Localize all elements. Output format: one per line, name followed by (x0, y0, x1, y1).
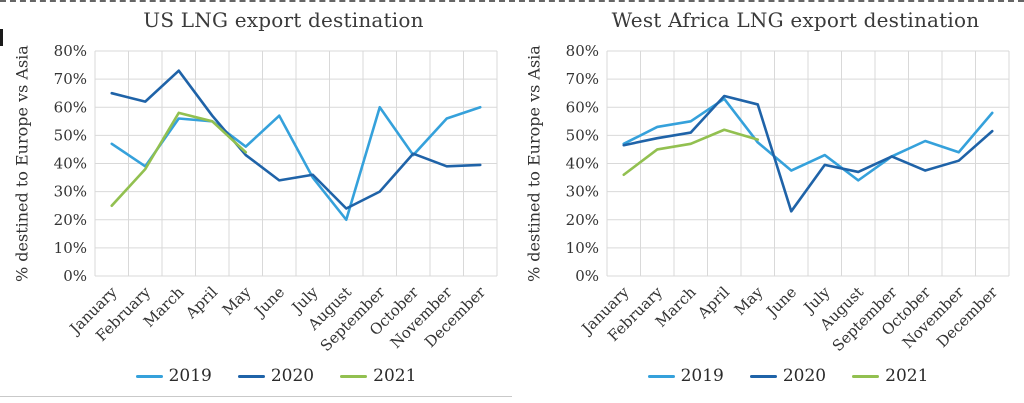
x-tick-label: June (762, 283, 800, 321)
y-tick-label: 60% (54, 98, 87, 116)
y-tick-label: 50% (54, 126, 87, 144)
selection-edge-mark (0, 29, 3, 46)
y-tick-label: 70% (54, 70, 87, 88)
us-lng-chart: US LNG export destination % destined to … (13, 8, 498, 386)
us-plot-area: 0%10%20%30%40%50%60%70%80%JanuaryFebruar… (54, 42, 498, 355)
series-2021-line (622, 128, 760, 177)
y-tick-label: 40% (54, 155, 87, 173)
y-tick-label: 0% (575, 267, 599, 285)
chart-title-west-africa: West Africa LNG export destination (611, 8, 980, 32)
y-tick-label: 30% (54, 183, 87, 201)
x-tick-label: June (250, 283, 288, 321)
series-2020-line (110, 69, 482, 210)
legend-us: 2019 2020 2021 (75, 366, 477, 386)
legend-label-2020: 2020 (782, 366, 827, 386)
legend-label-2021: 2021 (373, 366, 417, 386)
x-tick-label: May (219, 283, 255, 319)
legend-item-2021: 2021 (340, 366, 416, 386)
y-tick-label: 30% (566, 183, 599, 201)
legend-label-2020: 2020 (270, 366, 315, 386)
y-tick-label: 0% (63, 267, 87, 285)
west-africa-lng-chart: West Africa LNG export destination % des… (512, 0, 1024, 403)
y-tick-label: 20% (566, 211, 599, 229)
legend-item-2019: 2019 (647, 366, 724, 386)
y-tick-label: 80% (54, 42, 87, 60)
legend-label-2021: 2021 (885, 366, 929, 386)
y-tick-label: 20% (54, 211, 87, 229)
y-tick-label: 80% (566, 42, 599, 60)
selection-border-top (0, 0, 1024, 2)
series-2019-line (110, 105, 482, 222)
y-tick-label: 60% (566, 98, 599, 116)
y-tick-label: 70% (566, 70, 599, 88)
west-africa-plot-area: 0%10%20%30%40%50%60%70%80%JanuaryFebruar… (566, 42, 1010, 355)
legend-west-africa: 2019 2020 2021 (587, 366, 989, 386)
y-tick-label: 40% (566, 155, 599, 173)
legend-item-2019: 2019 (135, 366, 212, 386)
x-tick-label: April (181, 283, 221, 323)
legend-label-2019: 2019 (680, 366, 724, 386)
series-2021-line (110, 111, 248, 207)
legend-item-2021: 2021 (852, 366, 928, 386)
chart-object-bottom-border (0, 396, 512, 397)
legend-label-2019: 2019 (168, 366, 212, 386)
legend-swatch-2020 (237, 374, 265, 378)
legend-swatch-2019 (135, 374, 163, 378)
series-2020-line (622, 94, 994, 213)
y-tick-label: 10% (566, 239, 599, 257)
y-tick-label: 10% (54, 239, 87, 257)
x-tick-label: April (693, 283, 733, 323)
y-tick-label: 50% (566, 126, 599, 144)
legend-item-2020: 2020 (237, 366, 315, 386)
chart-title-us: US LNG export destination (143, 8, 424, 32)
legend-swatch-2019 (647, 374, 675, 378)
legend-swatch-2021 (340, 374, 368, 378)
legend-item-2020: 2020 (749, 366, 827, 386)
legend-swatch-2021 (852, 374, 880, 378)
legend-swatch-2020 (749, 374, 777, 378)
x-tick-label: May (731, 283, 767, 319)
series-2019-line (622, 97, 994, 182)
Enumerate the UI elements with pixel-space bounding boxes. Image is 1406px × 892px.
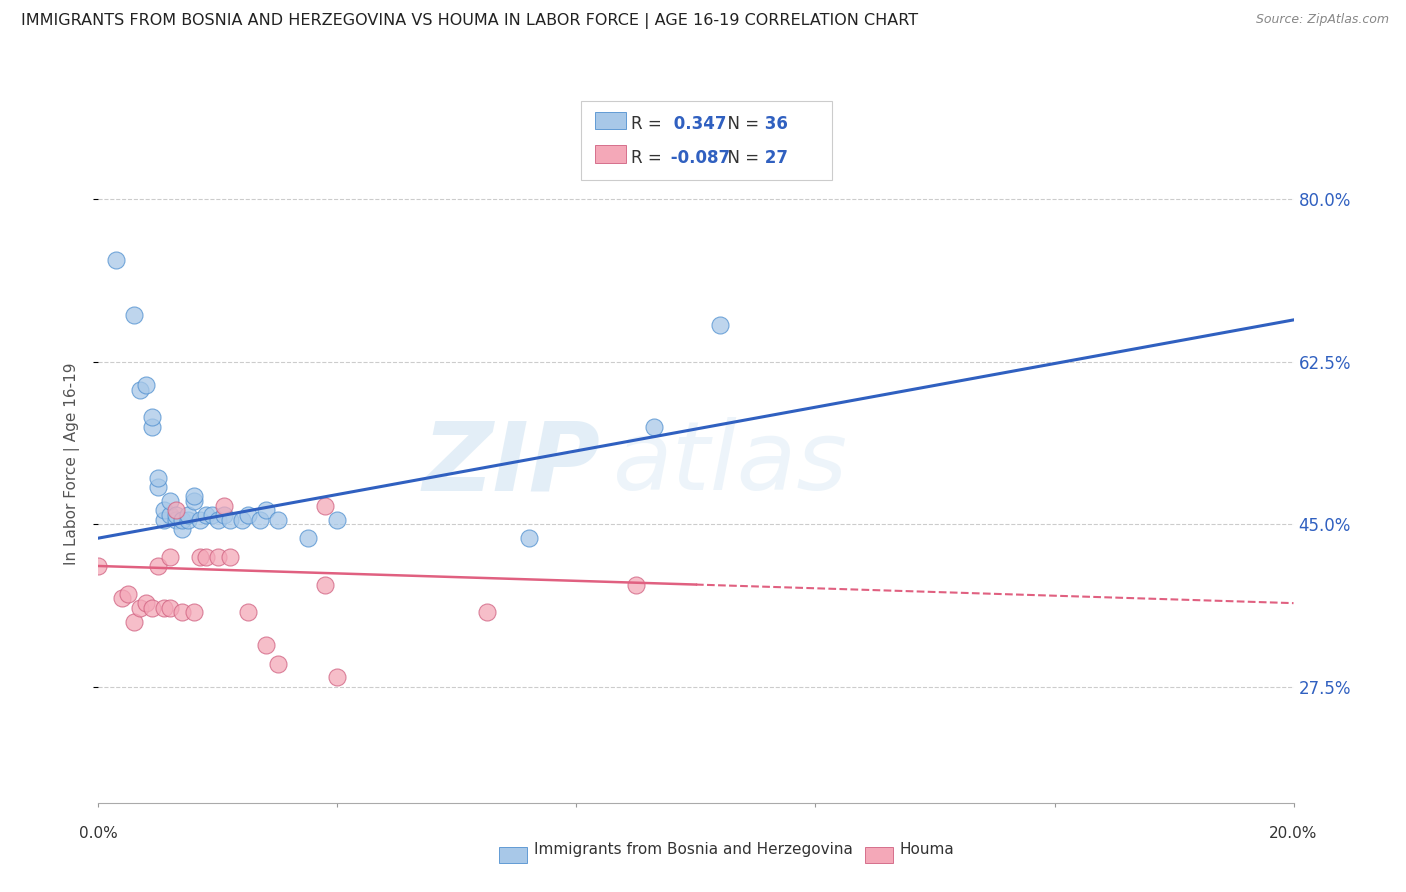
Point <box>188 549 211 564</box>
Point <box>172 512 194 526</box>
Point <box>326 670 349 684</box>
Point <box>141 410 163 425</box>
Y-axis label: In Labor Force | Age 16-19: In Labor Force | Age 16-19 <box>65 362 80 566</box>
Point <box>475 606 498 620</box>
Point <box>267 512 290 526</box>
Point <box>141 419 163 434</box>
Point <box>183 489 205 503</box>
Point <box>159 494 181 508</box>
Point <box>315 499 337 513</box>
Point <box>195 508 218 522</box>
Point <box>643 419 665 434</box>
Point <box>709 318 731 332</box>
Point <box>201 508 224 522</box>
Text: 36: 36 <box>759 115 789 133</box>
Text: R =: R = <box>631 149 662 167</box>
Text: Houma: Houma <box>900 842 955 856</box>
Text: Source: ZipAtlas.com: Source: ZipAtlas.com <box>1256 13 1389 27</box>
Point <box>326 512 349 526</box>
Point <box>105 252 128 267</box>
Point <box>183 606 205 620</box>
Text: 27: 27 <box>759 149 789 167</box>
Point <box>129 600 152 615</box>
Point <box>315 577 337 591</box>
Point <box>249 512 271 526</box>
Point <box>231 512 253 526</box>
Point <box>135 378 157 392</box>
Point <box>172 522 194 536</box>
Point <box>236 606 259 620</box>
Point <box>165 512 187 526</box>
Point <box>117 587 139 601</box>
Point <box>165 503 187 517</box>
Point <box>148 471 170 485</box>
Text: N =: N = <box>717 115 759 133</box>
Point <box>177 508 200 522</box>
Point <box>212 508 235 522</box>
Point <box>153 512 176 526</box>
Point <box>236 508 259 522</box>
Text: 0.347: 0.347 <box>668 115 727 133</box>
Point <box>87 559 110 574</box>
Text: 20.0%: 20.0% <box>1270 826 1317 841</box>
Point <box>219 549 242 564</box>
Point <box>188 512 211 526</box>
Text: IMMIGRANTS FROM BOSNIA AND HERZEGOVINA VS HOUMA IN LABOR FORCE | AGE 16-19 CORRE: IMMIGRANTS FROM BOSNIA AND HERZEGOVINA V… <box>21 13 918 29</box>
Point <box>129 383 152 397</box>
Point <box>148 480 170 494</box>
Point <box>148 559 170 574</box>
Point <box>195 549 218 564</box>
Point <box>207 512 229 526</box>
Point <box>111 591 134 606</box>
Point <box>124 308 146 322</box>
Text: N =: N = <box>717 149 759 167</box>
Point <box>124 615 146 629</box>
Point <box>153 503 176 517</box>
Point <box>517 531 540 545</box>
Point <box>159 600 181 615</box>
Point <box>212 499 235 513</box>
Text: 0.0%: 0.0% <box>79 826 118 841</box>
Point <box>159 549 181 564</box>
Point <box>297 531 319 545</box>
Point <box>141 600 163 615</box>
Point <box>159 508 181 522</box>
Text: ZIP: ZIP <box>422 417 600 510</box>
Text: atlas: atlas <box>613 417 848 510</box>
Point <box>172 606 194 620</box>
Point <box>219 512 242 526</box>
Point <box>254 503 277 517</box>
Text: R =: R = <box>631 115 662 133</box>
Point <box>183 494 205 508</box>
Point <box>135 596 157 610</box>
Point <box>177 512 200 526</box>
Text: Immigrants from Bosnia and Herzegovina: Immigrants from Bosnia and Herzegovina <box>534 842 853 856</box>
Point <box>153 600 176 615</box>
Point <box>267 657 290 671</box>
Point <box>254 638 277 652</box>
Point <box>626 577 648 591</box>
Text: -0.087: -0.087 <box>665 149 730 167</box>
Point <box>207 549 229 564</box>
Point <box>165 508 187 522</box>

★ ★ ★ ★ ★ ★ ★

--- Problem to work on ---
Could you write out all the records above again with every "y-tick-label" changed to "y-axis-label", keeping everything else the same and leaving out the pictures?

--- The answer ---
Localize all elements. Output format: one per line, name followed by (x0, y0, x1, y1).
x-tick-label: June (762, 283, 800, 321)
y-axis-label: 60% (54, 98, 87, 116)
y-axis-label: 50% (54, 126, 87, 144)
selection-edge-mark (0, 29, 3, 46)
y-axis-label: 70% (54, 70, 87, 88)
us-lng-chart: US LNG export destination % destined to … (13, 8, 498, 386)
us-plot-area: 0%10%20%30%40%50%60%70%80%JanuaryFebruar… (54, 42, 498, 355)
series-2021-line (622, 128, 760, 177)
y-axis-label: 40% (54, 155, 87, 173)
y-axis-label: 0% (575, 267, 599, 285)
chart-title-west-africa: West Africa LNG export destination (611, 8, 980, 32)
y-axis-label: 30% (54, 183, 87, 201)
x-tick-label: June (250, 283, 288, 321)
series-2020-line (110, 69, 482, 210)
legend-us: 2019 2020 2021 (75, 366, 477, 386)
legend-label-2020: 2020 (782, 366, 827, 386)
legend-label-2021: 2021 (373, 366, 417, 386)
x-tick-label: May (219, 283, 255, 319)
legend-item-2021: 2021 (340, 366, 416, 386)
y-axis-label: 30% (566, 183, 599, 201)
legend-label-2020: 2020 (270, 366, 315, 386)
y-axis-label: 0% (63, 267, 87, 285)
west-africa-lng-chart: West Africa LNG export destination % des… (512, 0, 1024, 403)
y-axis-label: 20% (566, 211, 599, 229)
legend-item-2019: 2019 (647, 366, 724, 386)
y-axis-label: 80% (54, 42, 87, 60)
legend-label-2021: 2021 (885, 366, 929, 386)
y-axis-label: 20% (54, 211, 87, 229)
y-axis-label: 80% (566, 42, 599, 60)
selection-border-top (0, 0, 1024, 2)
series-2019-line (110, 105, 482, 222)
y-axis-label: 60% (566, 98, 599, 116)
y-axis-label: 70% (566, 70, 599, 88)
west-africa-plot-area: 0%10%20%30%40%50%60%70%80%JanuaryFebruar… (566, 42, 1010, 355)
legend-west-africa: 2019 2020 2021 (587, 366, 989, 386)
y-axis-label: 40% (566, 155, 599, 173)
legend-item-2019: 2019 (135, 366, 212, 386)
x-tick-label: April (181, 283, 221, 323)
legend-label-2019: 2019 (680, 366, 724, 386)
series-2021-line (110, 111, 248, 207)
legend-item-2021: 2021 (852, 366, 928, 386)
chart-object-bottom-border (0, 396, 512, 397)
legend-label-2019: 2019 (168, 366, 212, 386)
legend-swatch-2020 (237, 374, 265, 378)
legend-swatch-2019 (135, 374, 163, 378)
series-2020-line (622, 94, 994, 213)
y-axis-label: 10% (566, 239, 599, 257)
y-axis-label: 10% (54, 239, 87, 257)
x-tick-label: April (693, 283, 733, 323)
y-axis-label: 50% (566, 126, 599, 144)
legend-item-2020: 2020 (237, 366, 315, 386)
chart-title-us: US LNG export destination (143, 8, 424, 32)
legend-swatch-2019 (647, 374, 675, 378)
legend-swatch-2021 (340, 374, 368, 378)
legend-item-2020: 2020 (749, 366, 827, 386)
legend-swatch-2021 (852, 374, 880, 378)
legend-swatch-2020 (749, 374, 777, 378)
x-tick-label: May (731, 283, 767, 319)
series-2019-line (622, 97, 994, 182)
Enumerate the UI elements with pixel-space bounding boxes. Image is 1406px × 892px.
Point <box>188 549 211 564</box>
Point <box>172 512 194 526</box>
Point <box>326 670 349 684</box>
Point <box>141 410 163 425</box>
Y-axis label: In Labor Force | Age 16-19: In Labor Force | Age 16-19 <box>65 362 80 566</box>
Point <box>475 606 498 620</box>
Point <box>267 512 290 526</box>
Point <box>141 419 163 434</box>
Point <box>183 489 205 503</box>
Point <box>159 494 181 508</box>
Point <box>315 499 337 513</box>
Point <box>195 508 218 522</box>
Point <box>643 419 665 434</box>
Point <box>709 318 731 332</box>
Point <box>201 508 224 522</box>
Text: 36: 36 <box>759 115 789 133</box>
Text: R =: R = <box>631 149 662 167</box>
Text: Houma: Houma <box>900 842 955 856</box>
Text: Source: ZipAtlas.com: Source: ZipAtlas.com <box>1256 13 1389 27</box>
Point <box>326 512 349 526</box>
Point <box>105 252 128 267</box>
Point <box>183 606 205 620</box>
Text: 27: 27 <box>759 149 789 167</box>
Point <box>129 600 152 615</box>
Point <box>315 577 337 591</box>
Point <box>249 512 271 526</box>
Point <box>231 512 253 526</box>
Point <box>135 378 157 392</box>
Point <box>172 522 194 536</box>
Point <box>236 606 259 620</box>
Point <box>165 512 187 526</box>
Point <box>117 587 139 601</box>
Point <box>165 503 187 517</box>
Point <box>148 471 170 485</box>
Text: N =: N = <box>717 115 759 133</box>
Point <box>177 508 200 522</box>
Point <box>212 508 235 522</box>
Point <box>153 512 176 526</box>
Point <box>236 508 259 522</box>
Text: 0.347: 0.347 <box>668 115 727 133</box>
Point <box>87 559 110 574</box>
Text: 20.0%: 20.0% <box>1270 826 1317 841</box>
Point <box>219 549 242 564</box>
Point <box>188 512 211 526</box>
Text: IMMIGRANTS FROM BOSNIA AND HERZEGOVINA VS HOUMA IN LABOR FORCE | AGE 16-19 CORRE: IMMIGRANTS FROM BOSNIA AND HERZEGOVINA V… <box>21 13 918 29</box>
Point <box>129 383 152 397</box>
Point <box>148 480 170 494</box>
Point <box>148 559 170 574</box>
Point <box>195 549 218 564</box>
Point <box>207 512 229 526</box>
Point <box>111 591 134 606</box>
Point <box>124 308 146 322</box>
Text: N =: N = <box>717 149 759 167</box>
Point <box>124 615 146 629</box>
Point <box>153 503 176 517</box>
Point <box>517 531 540 545</box>
Point <box>159 600 181 615</box>
Point <box>212 499 235 513</box>
Text: 0.0%: 0.0% <box>79 826 118 841</box>
Point <box>159 549 181 564</box>
Point <box>297 531 319 545</box>
Point <box>141 600 163 615</box>
Point <box>159 508 181 522</box>
Text: ZIP: ZIP <box>422 417 600 510</box>
Text: atlas: atlas <box>613 417 848 510</box>
Point <box>172 606 194 620</box>
Point <box>219 512 242 526</box>
Point <box>254 503 277 517</box>
Text: R =: R = <box>631 115 662 133</box>
Point <box>183 494 205 508</box>
Point <box>135 596 157 610</box>
Point <box>177 512 200 526</box>
Text: Immigrants from Bosnia and Herzegovina: Immigrants from Bosnia and Herzegovina <box>534 842 853 856</box>
Point <box>153 600 176 615</box>
Point <box>267 657 290 671</box>
Point <box>254 638 277 652</box>
Point <box>626 577 648 591</box>
Text: -0.087: -0.087 <box>665 149 730 167</box>
Point <box>207 549 229 564</box>
Point <box>165 508 187 522</box>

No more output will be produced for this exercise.